Copy out the whole listing exactly as written, leaving the pictures behind.

▼▼▼

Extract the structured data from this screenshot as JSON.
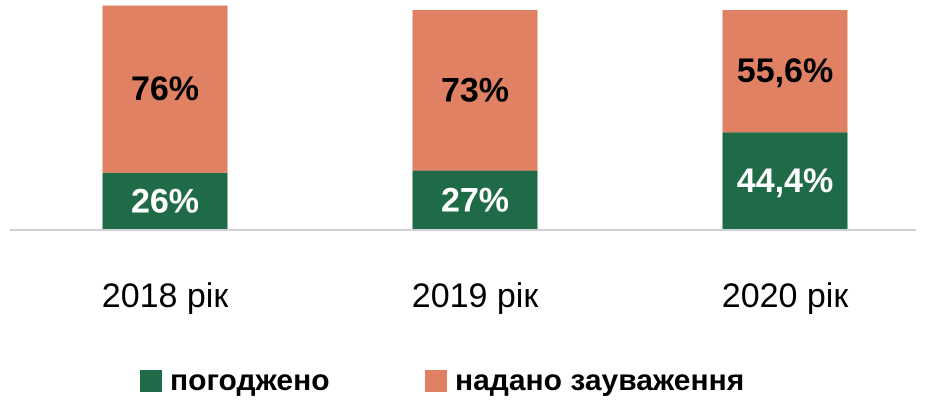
{
  "chart_data": {
    "type": "stacked_bar",
    "categories": [
      "2018 рік",
      "2019 рік",
      "2020 рік"
    ],
    "series": [
      {
        "name": "погоджено",
        "color": "#1f6b47",
        "values": [
          26,
          27,
          44.4
        ],
        "value_labels": [
          "26%",
          "27%",
          "44,4%"
        ]
      },
      {
        "name": "надано зауваження",
        "color": "#e08163",
        "values": [
          76,
          73,
          55.6
        ],
        "value_labels": [
          "76%",
          "73%",
          "55,6%"
        ]
      }
    ],
    "ylim": [
      0,
      100
    ],
    "grid": false,
    "legend": "bottom"
  }
}
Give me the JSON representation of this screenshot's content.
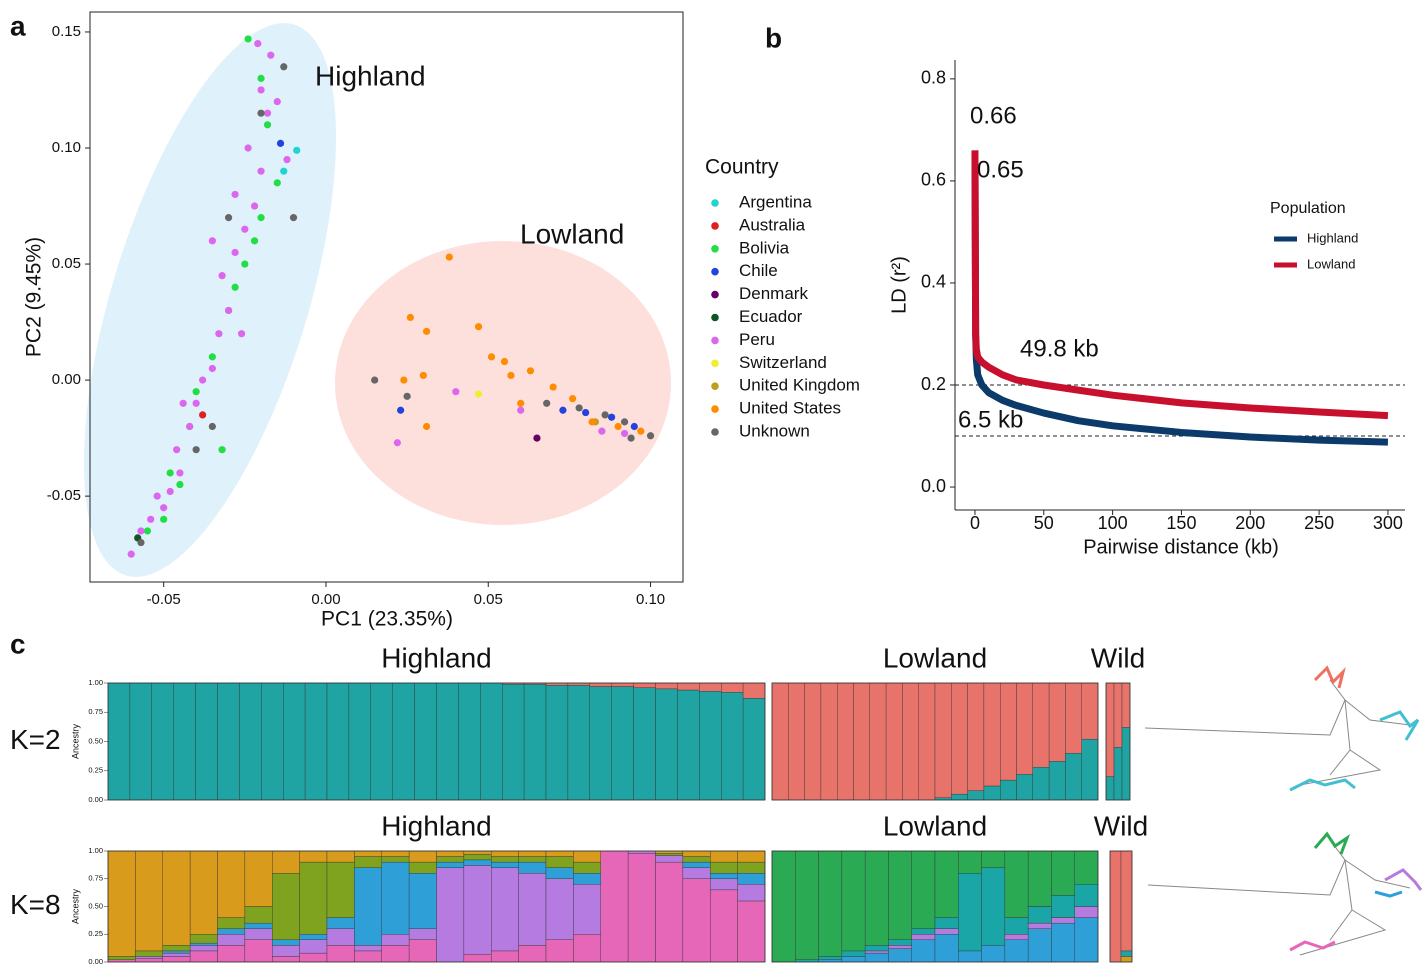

▲▲▲

FULL RESPONSE:
Extract the structured data from this screenshot as JSON.
{
  "chart_data": {
    "type": "stacked_bar",
    "categories": [
      "2018 рік",
      "2019 рік",
      "2020 рік"
    ],
    "series": [
      {
        "name": "погоджено",
        "color": "#1f6b47",
        "values": [
          26,
          27,
          44.4
        ],
        "value_labels": [
          "26%",
          "27%",
          "44,4%"
        ]
      },
      {
        "name": "надано зауваження",
        "color": "#e08163",
        "values": [
          76,
          73,
          55.6
        ],
        "value_labels": [
          "76%",
          "73%",
          "55,6%"
        ]
      }
    ],
    "ylim": [
      0,
      100
    ],
    "grid": false,
    "legend": "bottom"
  }
}
Give me the JSON representation of this screenshot's content.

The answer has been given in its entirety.